| Job |
Write out each line from the data below that includes the word "أخبرنا".

| Material shown |
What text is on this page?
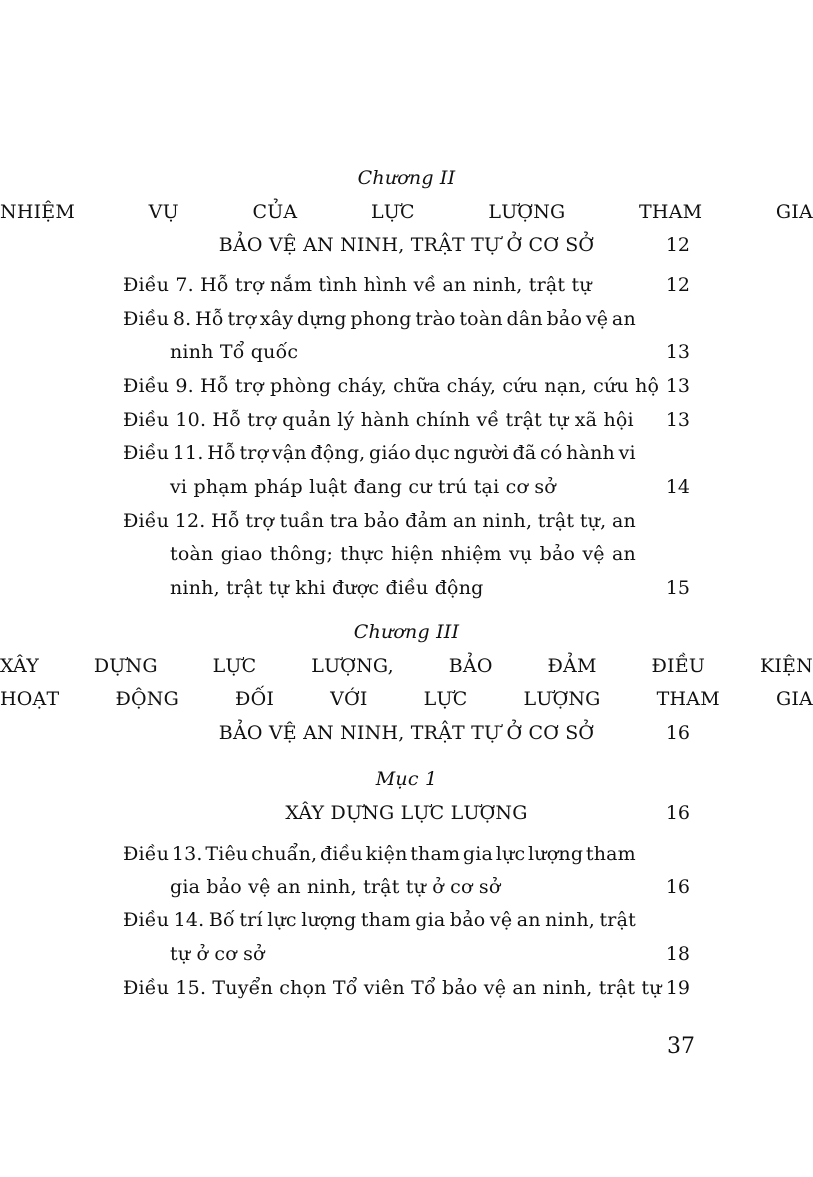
Chương II
NHIỆM	VỤ	CỦA	LỰC	LƯỢNG	THAM	GIA
BẢO VỆ AN NINH, TRẬT TỰ Ở CƠ SỞ	12
Điều 7. Hỗ trợ nắm tình hình về an ninh, trật tự	12
Điều 8. Hỗ trợ xây dựng phong trào toàn dân bảo vệ an
ninh Tổ quốc	13
Điều 9. Hỗ trợ phòng cháy, chữa cháy, cứu nạn, cứu hộ 13
Điều 10. Hỗ trợ quản lý hành chính về trật tự xã hội	13
Điều 11. Hỗ trợ vận động, giáo dục người đã có hành vi
vi phạm pháp luật đang cư trú tại cơ sở	14
Điều 12. Hỗ trợ tuần tra bảo đảm an ninh, trật tự, an
toàn giao thông; thực hiện nhiệm vụ bảo vệ an
ninh, trật tự khi được điều động	15
Chương III
XÂY	DỰNG	LỰC	LƯỢNG,	BẢO	ĐẢM	ĐIỀU	KIỆN
HOẠT	ĐỘNG	ĐỐI	VỚI	LỰC	LƯỢNG	THAM	GIA
BẢO VỆ AN NINH, TRẬT TỰ Ở CƠ SỞ	16
Mục 1
XÂY DỰNG LỰC LƯỢNG	16
Điều 13. Tiêu chuẩn, điều kiện tham gia lực lượng tham
gia bảo vệ an ninh, trật tự ở cơ sở	16
Điều 14. Bố trí lực lượng tham gia bảo vệ an ninh, trật
tự ở cơ sở	18
Điều 15. Tuyển chọn Tổ viên Tổ bảo vệ an ninh, trật tự 19
37
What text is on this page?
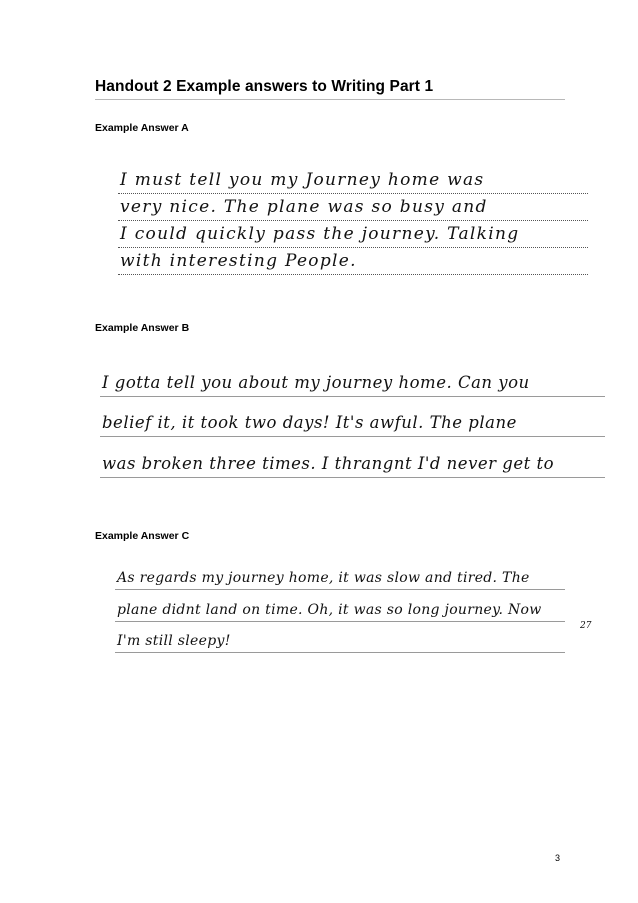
Handout 2 Example answers to Writing Part 1
Example Answer A
I must tell you my Journey home was
very nice. The plane was so busy and
I could quickly pass the journey. Talking
with interesting People.
Example Answer B
I gotta tell you about my journey home. Can you
belief it, it took two days! It's awful. The plane
was broken three times. I thrangnt I'd never get to
Example Answer C
As regards my journey home, it was slow and tired. The
plane didnt land on time. Oh, it was so long journey. Now
I'm still sleepy!
27
3
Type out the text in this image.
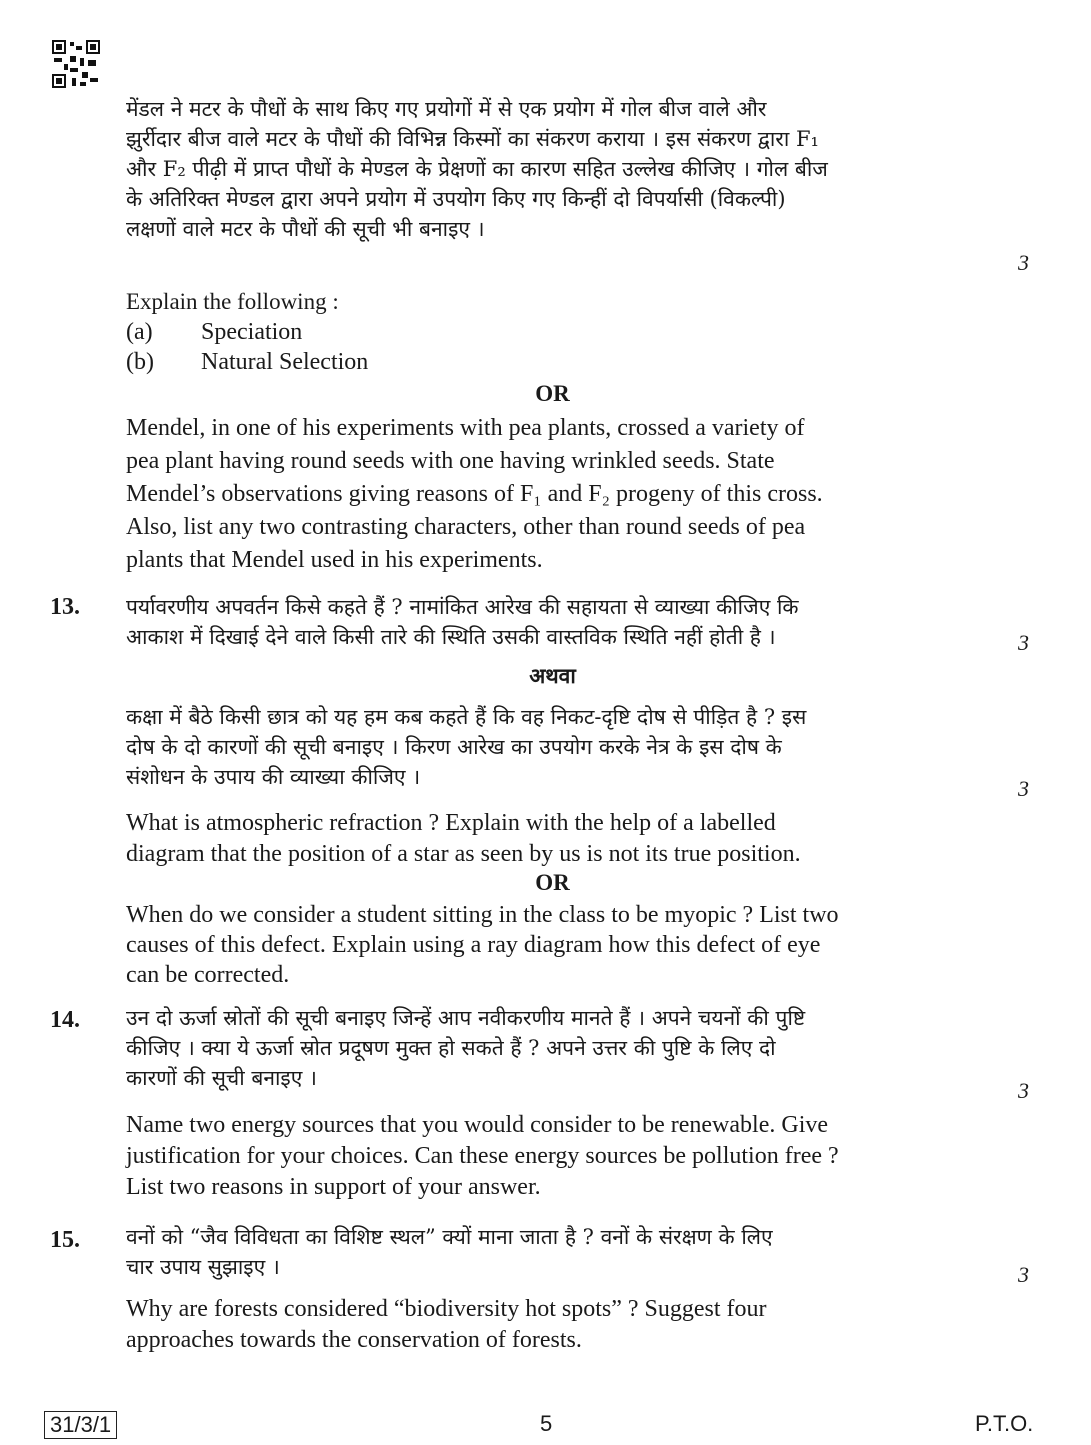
मेंडल ने मटर के पौधों के साथ किए गए प्रयोगों में से एक प्रयोग में गोल बीज वाले और
झुर्रीदार बीज वाले मटर के पौधों की विभिन्न किस्मों का संकरण कराया । इस संकरण द्वारा F₁
और F₂ पीढ़ी में प्राप्त पौधों के मेण्डल के प्रेक्षणों का कारण सहित उल्लेख कीजिए । गोल बीज
के अतिरिक्त मेण्डल द्वारा अपने प्रयोग में उपयोग किए गए किन्हीं दो विपर्यासी (विकल्पी)
लक्षणों वाले मटर के पौधों की सूची भी बनाइए ।
3
Explain the following :
(a) Speciation
(b) Natural Selection
OR
Mendel, in one of his experiments with pea plants, crossed a variety of
pea plant having round seeds with one having wrinkled seeds. State
Mendel’s observations giving reasons of F₁ and F₂ progeny of this cross.
Also, list any two contrasting characters, other than round seeds of pea
plants that Mendel used in his experiments.
13. पर्यावरणीय अपवर्तन किसे कहते हैं ? नामांकित आरेख की सहायता से व्याख्या कीजिए कि
आकाश में दिखाई देने वाले किसी तारे की स्थिति उसकी वास्तविक स्थिति नहीं होती है ।	3
अथवा
कक्षा में बैठे किसी छात्र को यह हम कब कहते हैं कि वह निकट-दृष्टि दोष से पीड़ित है ? इस
दोष के दो कारणों की सूची बनाइए । किरण आरेख का उपयोग करके नेत्र के इस दोष के
संशोधन के उपाय की व्याख्या कीजिए ।	3
What is atmospheric refraction ? Explain with the help of a labelled
diagram that the position of a star as seen by us is not its true position.
OR
When do we consider a student sitting in the class to be myopic ? List two
causes of this defect. Explain using a ray diagram how this defect of eye
can be corrected.
14. उन दो ऊर्जा स्रोतों की सूची बनाइए जिन्हें आप नवीकरणीय मानते हैं । अपने चयनों की पुष्टि
कीजिए । क्या ये ऊर्जा स्रोत प्रदूषण मुक्त हो सकते हैं ? अपने उत्तर की पुष्टि के लिए दो
कारणों की सूची बनाइए ।	3
Name two energy sources that you would consider to be renewable. Give
justification for your choices. Can these energy sources be pollution free ?
List two reasons in support of your answer.
15. वनों को “जैव विविधता का विशिष्ट स्थल” क्यों माना जाता है ? वनों के संरक्षण के लिए
चार उपाय सुझाइए ।	3
Why are forests considered “biodiversity hot spots” ? Suggest four
approaches towards the conservation of forests.
31/3/1	5	P.T.O.
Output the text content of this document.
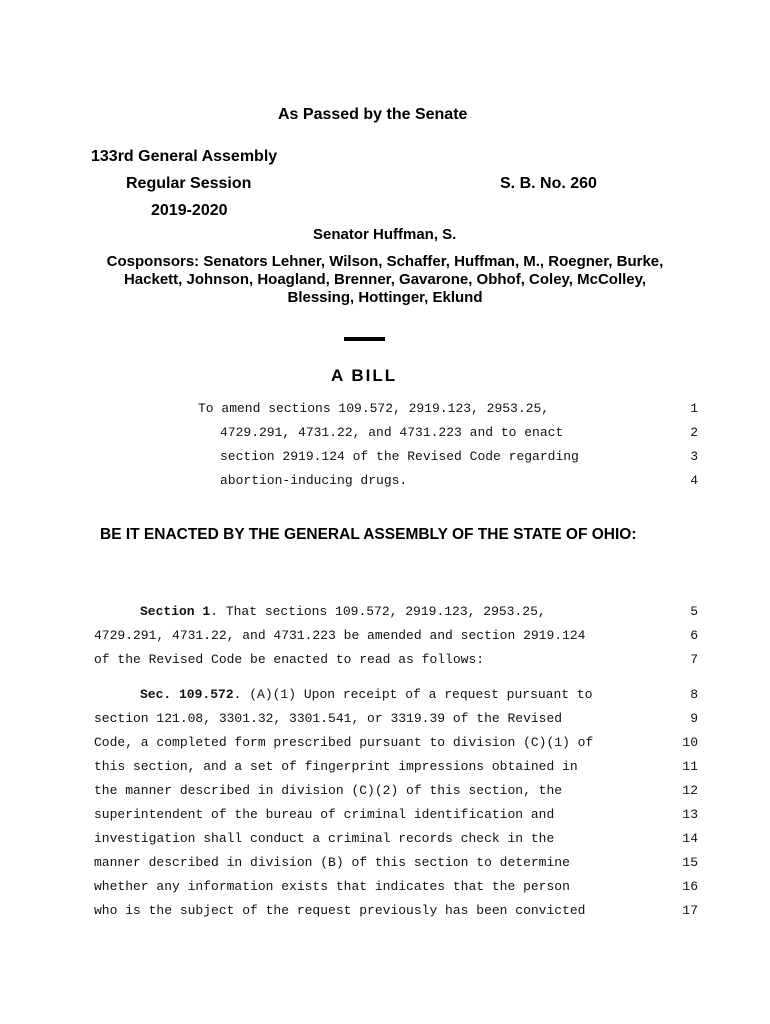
As Passed by the Senate
133rd General Assembly
Regular Session	S. B. No. 260
2019-2020
Senator Huffman, S.
Cosponsors: Senators Lehner, Wilson, Schaffer, Huffman, M., Roegner, Burke,
Hackett, Johnson, Hoagland, Brenner, Gavarone, Obhof, Coley, McColley,
Blessing, Hottinger, Eklund
A BILL
To amend sections 109.572, 2919.123, 2953.25,	1
4729.291, 4731.22, and 4731.223 and to enact	2
section 2919.124 of the Revised Code regarding	3
abortion-inducing drugs.	4
BE IT ENACTED BY THE GENERAL ASSEMBLY OF THE STATE OF OHIO:
Section 1. That sections 109.572, 2919.123, 2953.25,	5
4729.291, 4731.22, and 4731.223 be amended and section 2919.124	6
of the Revised Code be enacted to read as follows:	7
Sec. 109.572. (A)(1) Upon receipt of a request pursuant to	8
section 121.08, 3301.32, 3301.541, or 3319.39 of the Revised	9
Code, a completed form prescribed pursuant to division (C)(1) of	10
this section, and a set of fingerprint impressions obtained in	11
the manner described in division (C)(2) of this section, the	12
superintendent of the bureau of criminal identification and	13
investigation shall conduct a criminal records check in the	14
manner described in division (B) of this section to determine	15
whether any information exists that indicates that the person	16
who is the subject of the request previously has been convicted	17
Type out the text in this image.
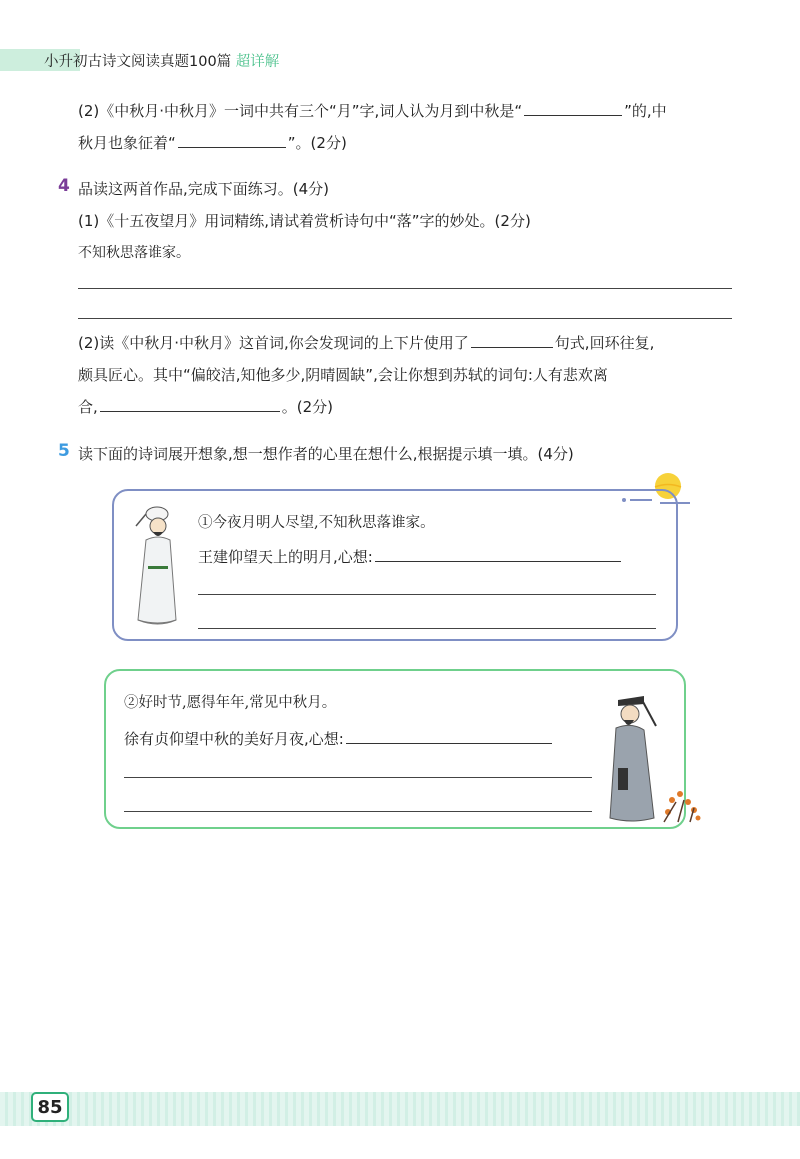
小升初古诗文阅读真题100篇 超详解
(2)《中秋月·中秋月》一词中共有三个“月”字,词人认为月到中秋是“	”的,中
秋月也象征着“	”。(2分)
4 品读这两首作品,完成下面练习。(4分)
(1)《十五夜望月》用词精练,请试着赏析诗句中“落”字的妙处。(2分)
不知秋思落谁家。
(2)读《中秋月·中秋月》这首词,你会发现词的上下片使用了	句式,回环往复,
颇具匠心。其中“偏皎洁,知他多少,阴晴圆缺”,会让你想到苏轼的词句:人有悲欢离
合,	。(2分)
5 读下面的诗词展开想象,想一想作者的心里在想什么,根据提示填一填。(4分)
①今夜月明人尽望,不知秋思落谁家。
王建仰望天上的明月,心想:
②好时节,愿得年年,常见中秋月。
徐有贞仰望中秋的美好月夜,心想:
85
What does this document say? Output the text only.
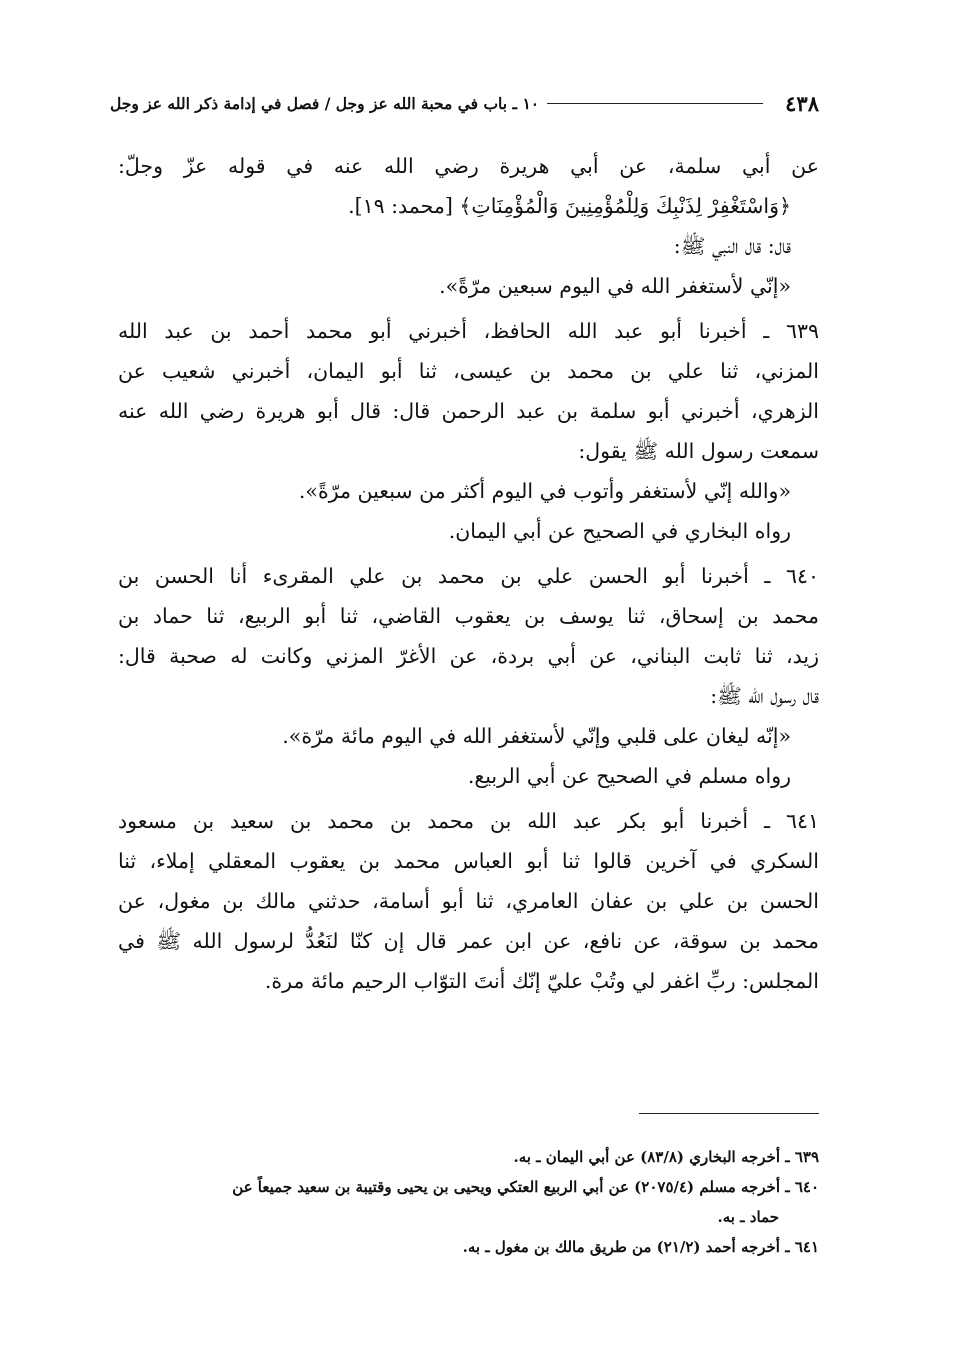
٤٣٨
١٠ ـ باب في محبة الله عز وجل / فصل في إدامة ذكر الله عز وجل
عن أبي سلمة، عن أبي هريرة رضي الله عنه في قوله عزّ وجلّ:
﴿وَاسْتَغْفِرْ لِذَنْبِكَ وَلِلْمُؤْمِنِينَ وَالْمُؤْمِنَاتِ﴾ [محمد: ١٩].
قال: قال النبي ﷺ:
«إنّي لأستغفر الله في اليوم سبعين مرّةً».
٦٣٩ ـ أخبرنا أبو عبد الله الحافظ، أخبرني أبو محمد أحمد بن عبد الله
المزني، ثنا علي بن محمد بن عيسى، ثنا أبو اليمان، أخبرني شعيب عن
الزهري، أخبرني أبو سلمة بن عبد الرحمن قال: قال أبو هريرة رضي الله عنه
سمعت رسول الله ﷺ يقول:
«والله إنّي لأستغفر وأتوب في اليوم أكثر من سبعين مرّةً».
رواه البخاري في الصحيح عن أبي اليمان.
٦٤٠ ـ أخبرنا أبو الحسن علي بن محمد بن علي المقرىء أنا الحسن بن
محمد بن إسحاق، ثنا يوسف بن يعقوب القاضي، ثنا أبو الربيع، ثنا حماد بن
زيد، ثنا ثابت البناني، عن أبي بردة، عن الأغرّ المزني وكانت له صحبة قال:
قال رسول الله ﷺ:
«إنّه ليغان على قلبي وإنّي لأستغفر الله في اليوم مائة مرّة».
رواه مسلم في الصحيح عن أبي الربيع.
٦٤١ ـ أخبرنا أبو بكر عبد الله بن محمد بن محمد بن سعيد بن مسعود
السكري في آخرين قالوا ثنا أبو العباس محمد بن يعقوب المعقلي إملاء، ثنا
الحسن بن علي بن عفان العامري، ثنا أبو أسامة، حدثني مالك بن مغول، عن
محمد بن سوقة، عن نافع، عن ابن عمر قال إن كنّا لنَعُدُّ لرسول الله ﷺ في
المجلس: ربِّ اغفر لي وتُبْ عليّ إنّك أنتَ التوّاب الرحيم مائة مرة.
٦٣٩ ـ أخرجه البخاري (٨٣/٨) عن أبي اليمان ـ به.
٦٤٠ ـ أخرجه مسلم (٢٠٧٥/٤) عن أبي الربيع العتكي ويحيى بن يحيى وقتيبة بن سعيد جميعاً عن
حماد ـ به.
٦٤١ ـ أخرجه أحمد (٢١/٢) من طريق مالك بن مغول ـ به.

| Solution |
٦٣٩ ـ أخبرنا أبو عبد الله الحافظ، أخبرني أبو محمد أحمد بن عبد الله
٦٤٠ ـ أخبرنا أبو الحسن علي بن محمد بن علي المقرىء أنا الحسن بن
٦٤١ ـ أخبرنا أبو بكر عبد الله بن محمد بن محمد بن سعيد بن مسعود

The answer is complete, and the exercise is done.